(Stored data)
((

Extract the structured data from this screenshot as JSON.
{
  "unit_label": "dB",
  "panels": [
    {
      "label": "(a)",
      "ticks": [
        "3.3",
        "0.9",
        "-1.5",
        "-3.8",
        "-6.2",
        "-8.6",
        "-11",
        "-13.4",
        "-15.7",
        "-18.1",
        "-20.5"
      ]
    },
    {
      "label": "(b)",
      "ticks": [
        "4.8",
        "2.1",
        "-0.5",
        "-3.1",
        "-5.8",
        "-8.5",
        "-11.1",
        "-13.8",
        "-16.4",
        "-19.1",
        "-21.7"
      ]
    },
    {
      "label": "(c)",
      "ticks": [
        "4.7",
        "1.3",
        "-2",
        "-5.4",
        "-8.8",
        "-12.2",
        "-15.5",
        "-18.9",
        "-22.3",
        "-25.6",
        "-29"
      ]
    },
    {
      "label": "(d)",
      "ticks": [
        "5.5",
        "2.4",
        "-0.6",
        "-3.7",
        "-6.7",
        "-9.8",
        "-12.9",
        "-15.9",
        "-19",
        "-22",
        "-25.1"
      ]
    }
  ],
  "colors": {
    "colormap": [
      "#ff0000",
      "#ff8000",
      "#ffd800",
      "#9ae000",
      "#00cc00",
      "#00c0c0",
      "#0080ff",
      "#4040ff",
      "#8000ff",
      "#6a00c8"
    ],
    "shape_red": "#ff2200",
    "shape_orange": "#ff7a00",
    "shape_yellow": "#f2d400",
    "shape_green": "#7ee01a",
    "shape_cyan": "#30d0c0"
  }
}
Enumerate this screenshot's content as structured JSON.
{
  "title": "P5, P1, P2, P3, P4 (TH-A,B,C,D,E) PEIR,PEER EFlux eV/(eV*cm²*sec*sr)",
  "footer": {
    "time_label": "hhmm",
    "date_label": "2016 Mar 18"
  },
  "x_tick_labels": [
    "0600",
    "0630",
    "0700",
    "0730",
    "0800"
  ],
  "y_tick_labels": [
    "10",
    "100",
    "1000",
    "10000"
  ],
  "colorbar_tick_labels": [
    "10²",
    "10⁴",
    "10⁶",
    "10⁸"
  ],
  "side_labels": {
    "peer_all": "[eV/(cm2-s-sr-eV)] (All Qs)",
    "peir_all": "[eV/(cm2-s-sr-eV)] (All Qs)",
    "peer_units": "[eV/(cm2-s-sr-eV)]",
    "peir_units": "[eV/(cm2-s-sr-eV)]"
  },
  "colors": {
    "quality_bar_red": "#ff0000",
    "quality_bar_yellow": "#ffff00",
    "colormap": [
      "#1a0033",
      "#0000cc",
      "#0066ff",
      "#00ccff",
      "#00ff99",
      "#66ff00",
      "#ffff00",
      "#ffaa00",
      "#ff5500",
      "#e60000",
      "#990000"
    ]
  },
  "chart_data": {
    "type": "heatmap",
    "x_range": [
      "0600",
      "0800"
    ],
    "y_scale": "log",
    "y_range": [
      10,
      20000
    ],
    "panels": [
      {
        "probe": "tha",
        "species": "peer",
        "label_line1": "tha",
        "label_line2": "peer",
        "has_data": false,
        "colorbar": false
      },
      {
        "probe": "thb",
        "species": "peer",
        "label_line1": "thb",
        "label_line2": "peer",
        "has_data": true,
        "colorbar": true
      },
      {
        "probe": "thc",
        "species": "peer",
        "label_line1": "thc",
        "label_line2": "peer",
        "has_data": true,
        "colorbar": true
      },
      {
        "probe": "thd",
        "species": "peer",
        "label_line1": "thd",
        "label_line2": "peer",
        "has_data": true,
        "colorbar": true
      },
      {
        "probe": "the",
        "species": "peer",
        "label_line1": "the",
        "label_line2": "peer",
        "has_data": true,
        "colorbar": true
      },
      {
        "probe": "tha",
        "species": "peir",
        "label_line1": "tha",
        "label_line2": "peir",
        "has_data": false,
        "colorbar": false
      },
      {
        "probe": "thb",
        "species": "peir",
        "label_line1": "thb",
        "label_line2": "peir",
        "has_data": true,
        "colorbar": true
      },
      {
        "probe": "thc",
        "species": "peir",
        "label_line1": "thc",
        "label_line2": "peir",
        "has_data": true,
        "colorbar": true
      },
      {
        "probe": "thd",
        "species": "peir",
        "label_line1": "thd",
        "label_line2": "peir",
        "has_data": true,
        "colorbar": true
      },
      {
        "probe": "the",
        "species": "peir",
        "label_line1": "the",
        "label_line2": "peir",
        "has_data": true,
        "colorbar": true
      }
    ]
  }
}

))

Which lines contain "JSON"? Show each of them.

- **WRITTEN REPLY**
Extract the structured data from this screenshot as JSON.
Enumerate this screenshot's content as structured JSON.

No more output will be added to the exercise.